Copy the listing below in full and skip every picture.

→ **Stored records**
/---

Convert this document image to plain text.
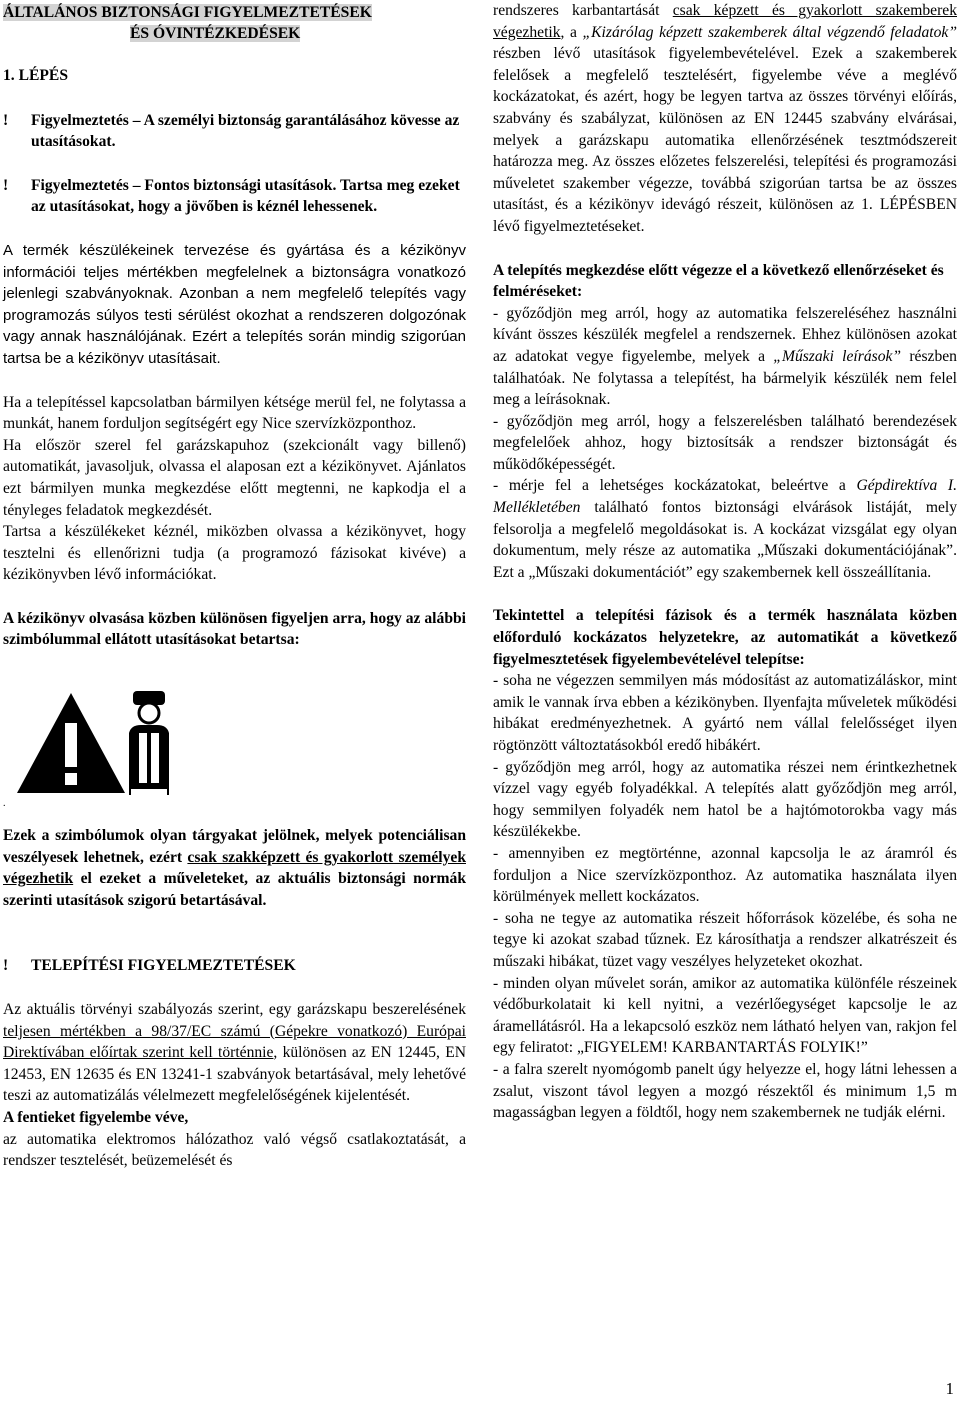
ÁLTALÁNOS BIZTONSÁGI FIGYELMEZTETÉSEK
ÉS ÓVINTÉZKEDÉSEK

1. LÉPÉS

!	Figyelmeztetés – A személyi biztonság garantálásához kövesse az utasításokat.
!	Figyelmeztetés – Fontos biztonsági utasítások. Tartsa meg ezeket az utasításokat, hogy a jövőben is kéznél lehessenek.

A termék készülékeinek tervezése és gyártása és a kézikönyv információi teljes mértékben megfelelnek a biztonságra vonatkozó jelenlegi szabványoknak. Azonban a nem megfelelő telepítés vagy programozás súlyos testi sérülést okozhat a rendszeren dolgozónak vagy annak használójának. Ezért a telepítés során mindig szigorúan tartsa be a kézikönyv utasításait.

Ha a telepítéssel kapcsolatban bármilyen kétsége merül fel, ne folytassa a munkát, hanem forduljon segítségért egy Nice szervízközponthoz.

Ha először szerel fel garázskapuhoz (szekcionált vagy billenő) automatikát, javasoljuk, olvassa el alaposan ezt a kézikönyvet. Ajánlatos ezt bármilyen munka megkezdése előtt megtenni, ne kapkodja el a tényleges feladatok megkezdését.

Tartsa a készülékeket kéznél, miközben olvassa a kézikönyvet, hogy tesztelni és ellenőrizni tudja (a programozó fázisokat kivéve) a kézikönyvben lévő információkat.

A kézikönyv olvasása közben különösen figyeljen arra, hogy az alábbi szimbólummal ellátott utasításokat betartsa:

.

Ezek a szimbólumok olyan tárgyakat jelölnek, melyek potenciálisan veszélyesek lehetnek, ezért csak szakképzett és gyakorlott személyek végezhetik el ezeket a műveleteket, az aktuális biztonsági normák szerinti utasítások szigorú betartásával.

!	TELEPÍTÉSI FIGYELMEZTETÉSEK

Az aktuális törvényi szabályozás szerint, egy garázskapu beszerelésének teljesen mértékben a 98/37/EC számú (Gépekre vonatkozó) Európai Direktívában előírtak szerint kell történnie, különösen az EN 12445, EN 12453, EN 12635 és EN 13241-1 szabványok betartásával, mely lehetővé teszi az automatizálás vélelmezett megfelelőségének kijelentését.

A fentieket figyelembe véve,

az automatika elektromos hálózathoz való végső csatlakoztatását, a rendszer tesztelését, beüzemelését és

rendszeres karbantartását csak képzett és gyakorlott szakemberek végezhetik, a „Kizárólag képzett szakemberek által végzendő feladatok” részben lévő utasítások figyelembevételével. Ezek a szakemberek felelősek a megfelelő tesztelésért, figyelembe véve a meglévő kockázatokat, és azért, hogy be legyen tartva az összes törvényi előírás, szabvány és szabályzat, különösen az EN 12445 szabvány elvárásai, melyek a garázskapu automatika ellenőrzésének tesztmódszereit határozza meg. Az összes előzetes felszerelési, telepítési és programozási műveletet szakember végezze, továbbá szigorúan tartsa be az összes utasítást, és a kézikönyv idevágó részeit, különösen az 1. LÉPÉSBEN lévő figyelmeztetéseket.

A telepítés megkezdése előtt végezze el a következő ellenőrzéseket és felméréseket:

- győződjön meg arról, hogy az automatika felszereléséhez használni kívánt összes készülék megfelel a rendszernek. Ehhez különösen azokat az adatokat vegye figyelembe, melyek a „Műszaki leírások” részben találhatóak. Ne folytassa a telepítést, ha bármelyik készülék nem felel meg a leírásoknak.

- győződjön meg arról, hogy a felszerelésben található berendezések megfelelőek ahhoz, hogy biztosítsák a rendszer biztonságát és működőképességét.

- mérje fel a lehetséges kockázatokat, beleértve a Gépdirektíva I. Mellékletében található fontos biztonsági elvárások listáját, mely felsorolja a megfelelő megoldásokat is. A kockázat vizsgálat egy olyan dokumentum, mely része az automatika „Műszaki dokumentációjának”. Ezt a „Műszaki dokumentációt” egy szakembernek kell összeállítania.

Tekintettel a telepítési fázisok és a termék használata közben előforduló kockázatos helyzetekre, az automatikát a következő figyelmesztetések figyelembevételével telepítse:

- soha ne végezzen semmilyen más módosítást az automatizáláskor, mint amik le vannak írva ebben a kézikönyben. Ilyenfajta műveletek működési hibákat eredményezhetnek. A gyártó nem vállal felelősséget ilyen rögtönzött változtatásokból eredő hibákért.

- győződjön meg arról, hogy az automatika részei nem érintkezhetnek vízzel vagy egyéb folyadékkal. A telepítés alatt győződjön meg arról, hogy semmilyen folyadék nem hatol be a hajtómotorokba vagy más készülékekbe.

- amennyiben ez megtörténne, azonnal kapcsolja le az áramról és forduljon a Nice szervízközponthoz. Az automatika használata ilyen körülmények mellett kockázatos.

- soha ne tegye az automatika részeit hőforrások közelébe, és soha ne tegye ki azokat szabad tűznek. Ez károsíthatja a rendszer alkatrészeit és műszaki hibákat, tüzet vagy veszélyes helyzeteket okozhat.

- minden olyan művelet során, amikor az automatika különféle részeinek védőburkolatait ki kell nyitni, a vezérlőegységet kapcsolje le az áramellátásról. Ha a lekapcsoló eszköz nem látható helyen van, rakjon fel egy feliratot: „FIGYELEM! KARBANTARTÁS FOLYIK!”

- a falra szerelt nyomógomb panelt úgy helyezze el, hogy látni lehessen a zsalut, viszont távol legyen a mozgó részektől és minimum 1,5 m magasságban legyen a földtől, hogy nem szakembernek ne tudják elérni.

1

\---

→ **The answer**
Convert this document image to plain text.
ÁLTALÁNOS BIZTONSÁGI FIGYELMEZTETÉSEK
ÉS ÓVINTÉZKEDÉSEK

1. LÉPÉS

!	Figyelmeztetés – A személyi biztonság garantálásához kövesse az utasításokat.
!	Figyelmeztetés – Fontos biztonsági utasítások. Tartsa meg ezeket az utasításokat, hogy a jövőben is kéznél lehessenek.

A termék készülékeinek tervezése és gyártása és a kézikönyv információi teljes mértékben megfelelnek a biztonságra vonatkozó jelenlegi szabványoknak. Azonban a nem megfelelő telepítés vagy programozás súlyos testi sérülést okozhat a rendszeren dolgozónak vagy annak használójának. Ezért a telepítés során mindig szigorúan tartsa be a kézikönyv utasításait.

Ha a telepítéssel kapcsolatban bármilyen kétsége merül fel, ne folytassa a munkát, hanem forduljon segítségért egy Nice szervízközponthoz.

Ha először szerel fel garázskapuhoz (szekcionált vagy billenő) automatikát, javasoljuk, olvassa el alaposan ezt a kézikönyvet. Ajánlatos ezt bármilyen munka megkezdése előtt megtenni, ne kapkodja el a tényleges feladatok megkezdését.

Tartsa a készülékeket kéznél, miközben olvassa a kézikönyvet, hogy tesztelni és ellenőrizni tudja (a programozó fázisokat kivéve) a kézikönyvben lévő információkat.

A kézikönyv olvasása közben különösen figyeljen arra, hogy az alábbi szimbólummal ellátott utasításokat betartsa:

.

Ezek a szimbólumok olyan tárgyakat jelölnek, melyek potenciálisan veszélyesek lehetnek, ezért csak szakképzett és gyakorlott személyek végezhetik el ezeket a műveleteket, az aktuális biztonsági normák szerinti utasítások szigorú betartásával.

!	TELEPÍTÉSI FIGYELMEZTETÉSEK

Az aktuális törvényi szabályozás szerint, egy garázskapu beszerelésének teljesen mértékben a 98/37/EC számú (Gépekre vonatkozó) Európai Direktívában előírtak szerint kell történnie, különösen az EN 12445, EN 12453, EN 12635 és EN 13241-1 szabványok betartásával, mely lehetővé teszi az automatizálás vélelmezett megfelelőségének kijelentését.

A fentieket figyelembe véve,

az automatika elektromos hálózathoz való végső csatlakoztatását, a rendszer tesztelését, beüzemelését és

rendszeres karbantartását csak képzett és gyakorlott szakemberek végezhetik, a „Kizárólag képzett szakemberek által végzendő feladatok” részben lévő utasítások figyelembevételével. Ezek a szakemberek felelősek a megfelelő tesztelésért, figyelembe véve a meglévő kockázatokat, és azért, hogy be legyen tartva az összes törvényi előírás, szabvány és szabályzat, különösen az EN 12445 szabvány elvárásai, melyek a garázskapu automatika ellenőrzésének tesztmódszereit határozza meg. Az összes előzetes felszerelési, telepítési és programozási műveletet szakember végezze, továbbá szigorúan tartsa be az összes utasítást, és a kézikönyv idevágó részeit, különösen az 1. LÉPÉSBEN lévő figyelmeztetéseket.

A telepítés megkezdése előtt végezze el a következő ellenőrzéseket és felméréseket:

- győződjön meg arról, hogy az automatika felszereléséhez használni kívánt összes készülék megfelel a rendszernek. Ehhez különösen azokat az adatokat vegye figyelembe, melyek a „Műszaki leírások” részben találhatóak. Ne folytassa a telepítést, ha bármelyik készülék nem felel meg a leírásoknak.

- győződjön meg arról, hogy a felszerelésben található berendezések megfelelőek ahhoz, hogy biztosítsák a rendszer biztonságát és működőképességét.

- mérje fel a lehetséges kockázatokat, beleértve a Gépdirektíva I. Mellékletében található fontos biztonsági elvárások listáját, mely felsorolja a megfelelő megoldásokat is. A kockázat vizsgálat egy olyan dokumentum, mely része az automatika „Műszaki dokumentációjának”. Ezt a „Műszaki dokumentációt” egy szakembernek kell összeállítania.

Tekintettel a telepítési fázisok és a termék használata közben előforduló kockázatos helyzetekre, az automatikát a következő figyelmesztetések figyelembevételével telepítse:

- soha ne végezzen semmilyen más módosítást az automatizáláskor, mint amik le vannak írva ebben a kézikönyben. Ilyenfajta műveletek működési hibákat eredményezhetnek. A gyártó nem vállal felelősséget ilyen rögtönzött változtatásokból eredő hibákért.

- győződjön meg arról, hogy az automatika részei nem érintkezhetnek vízzel vagy egyéb folyadékkal. A telepítés alatt győződjön meg arról, hogy semmilyen folyadék nem hatol be a hajtómotorokba vagy más készülékekbe.

- amennyiben ez megtörténne, azonnal kapcsolja le az áramról és forduljon a Nice szervízközponthoz. Az automatika használata ilyen körülmények mellett kockázatos.

- soha ne tegye az automatika részeit hőforrások közelébe, és soha ne tegye ki azokat szabad tűznek. Ez károsíthatja a rendszer alkatrészeit és műszaki hibákat, tüzet vagy veszélyes helyzeteket okozhat.

- minden olyan művelet során, amikor az automatika különféle részeinek védőburkolatait ki kell nyitni, a vezérlőegységet kapcsolje le az áramellátásról. Ha a lekapcsoló eszköz nem látható helyen van, rakjon fel egy feliratot: „FIGYELEM! KARBANTARTÁS FOLYIK!”

- a falra szerelt nyomógomb panelt úgy helyezze el, hogy látni lehessen a zsalut, viszont távol legyen a mozgó részektől és minimum 1,5 m magasságban legyen a földtől, hogy nem szakembernek ne tudják elérni.

1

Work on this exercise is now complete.